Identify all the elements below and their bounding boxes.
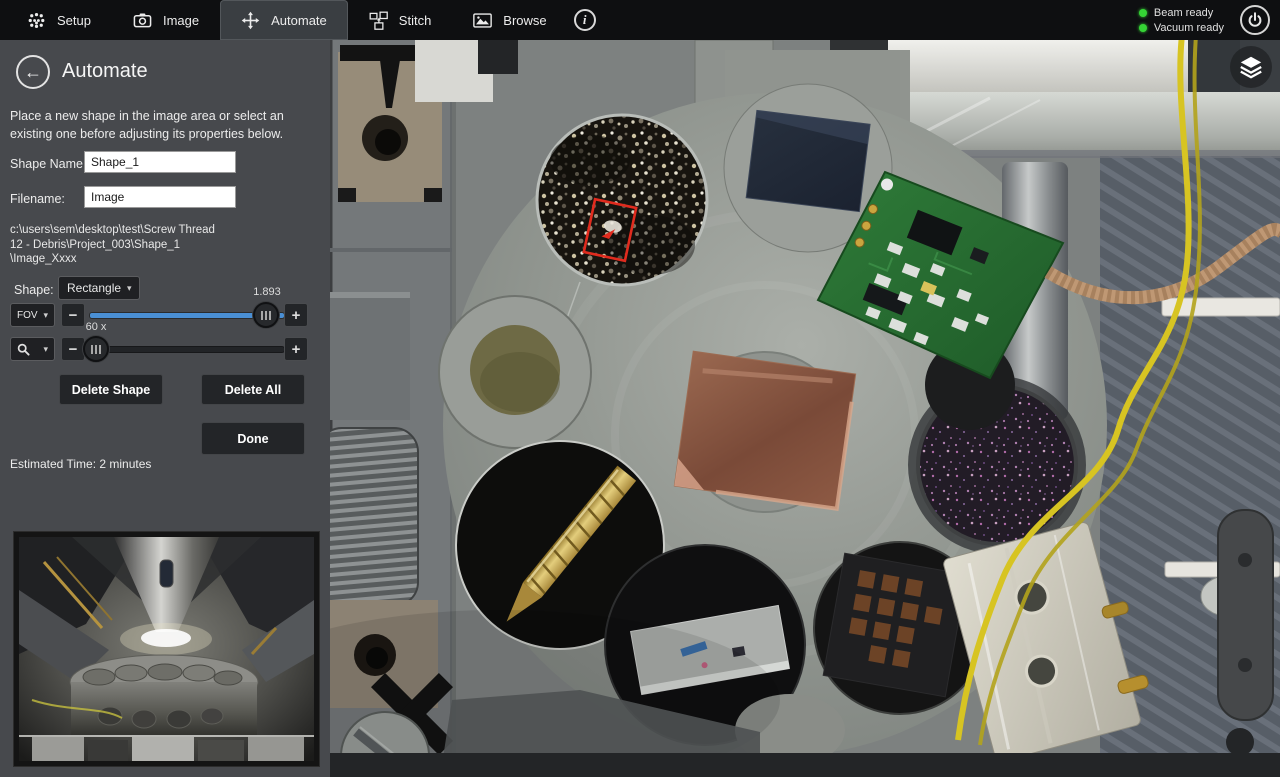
fov-mode-dropdown[interactable]: FOV ▾ [10, 303, 55, 327]
status-indicators: Beam ready Vacuum ready [1139, 5, 1224, 35]
stage-overview-image [330, 40, 1280, 777]
chevron-down-icon: ▾ [43, 310, 48, 321]
chevron-down-icon: ▾ [43, 344, 48, 355]
chamber-view [14, 532, 319, 766]
navigation-camera-view[interactable] [330, 40, 1280, 777]
beam-status: Beam ready [1139, 5, 1224, 20]
power-button[interactable] [1240, 5, 1270, 35]
layers-icon [1238, 54, 1264, 80]
shape-name-label: Shape Name: [10, 157, 86, 171]
path-line: \Image_Xxxx [10, 252, 215, 267]
sample-olive-disc[interactable] [439, 296, 591, 448]
magnification-slider-thumb[interactable] [83, 336, 109, 362]
tab-label: Automate [271, 13, 327, 28]
done-label: Done [237, 432, 268, 446]
magnifier-icon [17, 343, 30, 356]
tab-label: Setup [57, 13, 91, 28]
shape-label: Shape: [14, 283, 54, 297]
tab-image[interactable]: Image [112, 0, 220, 40]
browse-image-icon [473, 11, 492, 30]
fov-value-label: 1.893 [234, 286, 300, 298]
delete-shape-button[interactable]: Delete Shape [59, 374, 163, 405]
panel-title: Automate [62, 60, 148, 83]
tab-label: Image [163, 13, 199, 28]
fov-mode-value: FOV [17, 310, 38, 321]
minus-icon: − [69, 342, 78, 357]
stitch-icon [369, 11, 388, 30]
tab-label: Stitch [399, 13, 432, 28]
estimated-time-label: Estimated Time: 2 minutes [10, 457, 151, 471]
tab-stitch[interactable]: Stitch [348, 0, 453, 40]
magnification-slider-track[interactable] [90, 347, 284, 352]
output-path: c:\users\sem\desktop\test\Screw Thread 1… [10, 223, 215, 267]
layers-button[interactable] [1230, 46, 1272, 88]
tab-setup[interactable]: Setup [6, 0, 112, 40]
shape-name-input[interactable] [84, 151, 236, 173]
tab-browse[interactable]: Browse [452, 0, 567, 40]
path-line: 12 - Debris\Project_003\Shape_1 [10, 238, 215, 253]
delete-all-button[interactable]: Delete All [201, 374, 305, 405]
info-glyph: i [583, 12, 587, 28]
shape-type-dropdown[interactable]: Rectangle ▾ [58, 276, 140, 300]
info-icon[interactable]: i [574, 9, 596, 31]
setup-dots-icon [27, 11, 46, 30]
back-button[interactable]: ← [16, 55, 50, 89]
power-icon [1247, 12, 1263, 28]
delete-shape-label: Delete Shape [72, 383, 151, 397]
automate-panel: ← Automate Place a new shape in the imag… [0, 40, 330, 777]
back-arrow-icon: ← [24, 63, 42, 81]
beam-status-label: Beam ready [1154, 7, 1213, 19]
magnification-value-label: 60 x [76, 321, 116, 333]
fov-increase-button[interactable]: + [284, 303, 308, 327]
delete-all-label: Delete All [225, 383, 282, 397]
top-bar: Setup Image [0, 0, 1280, 40]
plus-icon: + [292, 342, 301, 357]
tab-strip: Setup Image [6, 0, 596, 40]
sample-copper-slab[interactable] [674, 351, 855, 512]
plus-icon: + [292, 308, 301, 323]
shape-type-value: Rectangle [67, 281, 121, 295]
chevron-down-icon: ▾ [127, 283, 132, 294]
magnification-decrease-button[interactable]: − [61, 337, 85, 361]
fov-slider-thumb[interactable] [253, 302, 279, 328]
tab-automate[interactable]: Automate [220, 0, 348, 40]
move-arrows-icon [241, 11, 260, 30]
beam-ready-led [1139, 9, 1147, 17]
magnifier-mode-dropdown[interactable]: ▾ [10, 337, 55, 361]
chamber-camera-thumbnail[interactable] [14, 532, 319, 766]
vacuum-status-label: Vacuum ready [1154, 22, 1224, 34]
application-window: Setup Image [0, 0, 1280, 777]
path-line: c:\users\sem\desktop\test\Screw Thread [10, 223, 215, 238]
panel-instructions: Place a new shape in the image area or s… [10, 107, 318, 143]
tab-label: Browse [503, 13, 546, 28]
vacuum-status: Vacuum ready [1139, 20, 1224, 35]
magnification-increase-button[interactable]: + [284, 337, 308, 361]
done-button[interactable]: Done [201, 422, 305, 455]
filename-label: Filename: [10, 192, 65, 206]
camera-icon [133, 11, 152, 30]
vacuum-ready-led [1139, 24, 1147, 32]
filename-input[interactable] [84, 186, 236, 208]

### Written task
Copy out every line of the items above character for character, leaving out the picture.

### Result of this exercise
Identify all the elements below and their bounding boxes.
fov-mode-dropdown[interactable]: FOV ▾ [10, 303, 55, 327]
status-indicators: Beam ready Vacuum ready [1139, 5, 1224, 35]
stage-overview-image [330, 40, 1280, 777]
chevron-down-icon: ▾ [43, 310, 48, 321]
chevron-down-icon: ▾ [43, 344, 48, 355]
chamber-view [14, 532, 319, 766]
navigation-camera-view[interactable] [330, 40, 1280, 777]
beam-status: Beam ready [1139, 5, 1224, 20]
power-button[interactable] [1240, 5, 1270, 35]
layers-icon [1238, 54, 1264, 80]
shape-name-label: Shape Name: [10, 157, 86, 171]
path-line: \Image_Xxxx [10, 252, 215, 267]
sample-olive-disc[interactable] [439, 296, 591, 448]
magnification-slider-thumb[interactable] [83, 336, 109, 362]
tab-label: Automate [271, 13, 327, 28]
done-label: Done [237, 432, 268, 446]
magnifier-icon [17, 343, 30, 356]
tab-label: Setup [57, 13, 91, 28]
shape-label: Shape: [14, 283, 54, 297]
tab-image[interactable]: Image [112, 0, 220, 40]
browse-image-icon [473, 11, 492, 30]
fov-value-label: 1.893 [234, 286, 300, 298]
delete-shape-button[interactable]: Delete Shape [59, 374, 163, 405]
panel-title: Automate [62, 60, 148, 83]
tab-label: Image [163, 13, 199, 28]
fov-mode-value: FOV [17, 310, 38, 321]
minus-icon: − [69, 342, 78, 357]
stitch-icon [369, 11, 388, 30]
tab-label: Stitch [399, 13, 432, 28]
estimated-time-label: Estimated Time: 2 minutes [10, 457, 151, 471]
tab-stitch[interactable]: Stitch [348, 0, 453, 40]
magnification-slider-track[interactable] [90, 347, 284, 352]
output-path: c:\users\sem\desktop\test\Screw Thread 1… [10, 223, 215, 267]
layers-button[interactable] [1230, 46, 1272, 88]
tab-setup[interactable]: Setup [6, 0, 112, 40]
shape-name-input[interactable] [84, 151, 236, 173]
tab-browse[interactable]: Browse [452, 0, 567, 40]
path-line: 12 - Debris\Project_003\Shape_1 [10, 238, 215, 253]
delete-all-button[interactable]: Delete All [201, 374, 305, 405]
info-glyph: i [583, 12, 587, 28]
shape-type-dropdown[interactable]: Rectangle ▾ [58, 276, 140, 300]
info-icon[interactable]: i [574, 9, 596, 31]
setup-dots-icon [27, 11, 46, 30]
back-button[interactable]: ← [16, 55, 50, 89]
power-icon [1247, 12, 1263, 28]
delete-shape-label: Delete Shape [72, 383, 151, 397]
automate-panel: ← Automate Place a new shape in the imag… [0, 40, 330, 777]
back-arrow-icon: ← [24, 63, 42, 81]
beam-status-label: Beam ready [1154, 7, 1213, 19]
magnification-value-label: 60 x [76, 321, 116, 333]
fov-increase-button[interactable]: + [284, 303, 308, 327]
delete-all-label: Delete All [225, 383, 282, 397]
top-bar: Setup Image [0, 0, 1280, 40]
plus-icon: + [292, 342, 301, 357]
tab-strip: Setup Image [6, 0, 596, 40]
sample-copper-slab[interactable] [674, 351, 855, 512]
plus-icon: + [292, 308, 301, 323]
shape-type-value: Rectangle [67, 281, 121, 295]
chevron-down-icon: ▾ [127, 283, 132, 294]
magnification-decrease-button[interactable]: − [61, 337, 85, 361]
fov-slider-thumb[interactable] [253, 302, 279, 328]
tab-automate[interactable]: Automate [220, 0, 348, 40]
move-arrows-icon [241, 11, 260, 30]
beam-ready-led [1139, 9, 1147, 17]
magnifier-mode-dropdown[interactable]: ▾ [10, 337, 55, 361]
chamber-camera-thumbnail[interactable] [14, 532, 319, 766]
vacuum-status-label: Vacuum ready [1154, 22, 1224, 34]
application-window: Setup Image [0, 0, 1280, 777]
path-line: c:\users\sem\desktop\test\Screw Thread [10, 223, 215, 238]
panel-instructions: Place a new shape in the image area or s… [10, 107, 318, 143]
tab-label: Browse [503, 13, 546, 28]
vacuum-status: Vacuum ready [1139, 20, 1224, 35]
magnification-increase-button[interactable]: + [284, 337, 308, 361]
done-button[interactable]: Done [201, 422, 305, 455]
filename-label: Filename: [10, 192, 65, 206]
camera-icon [133, 11, 152, 30]
vacuum-ready-led [1139, 24, 1147, 32]
filename-input[interactable] [84, 186, 236, 208]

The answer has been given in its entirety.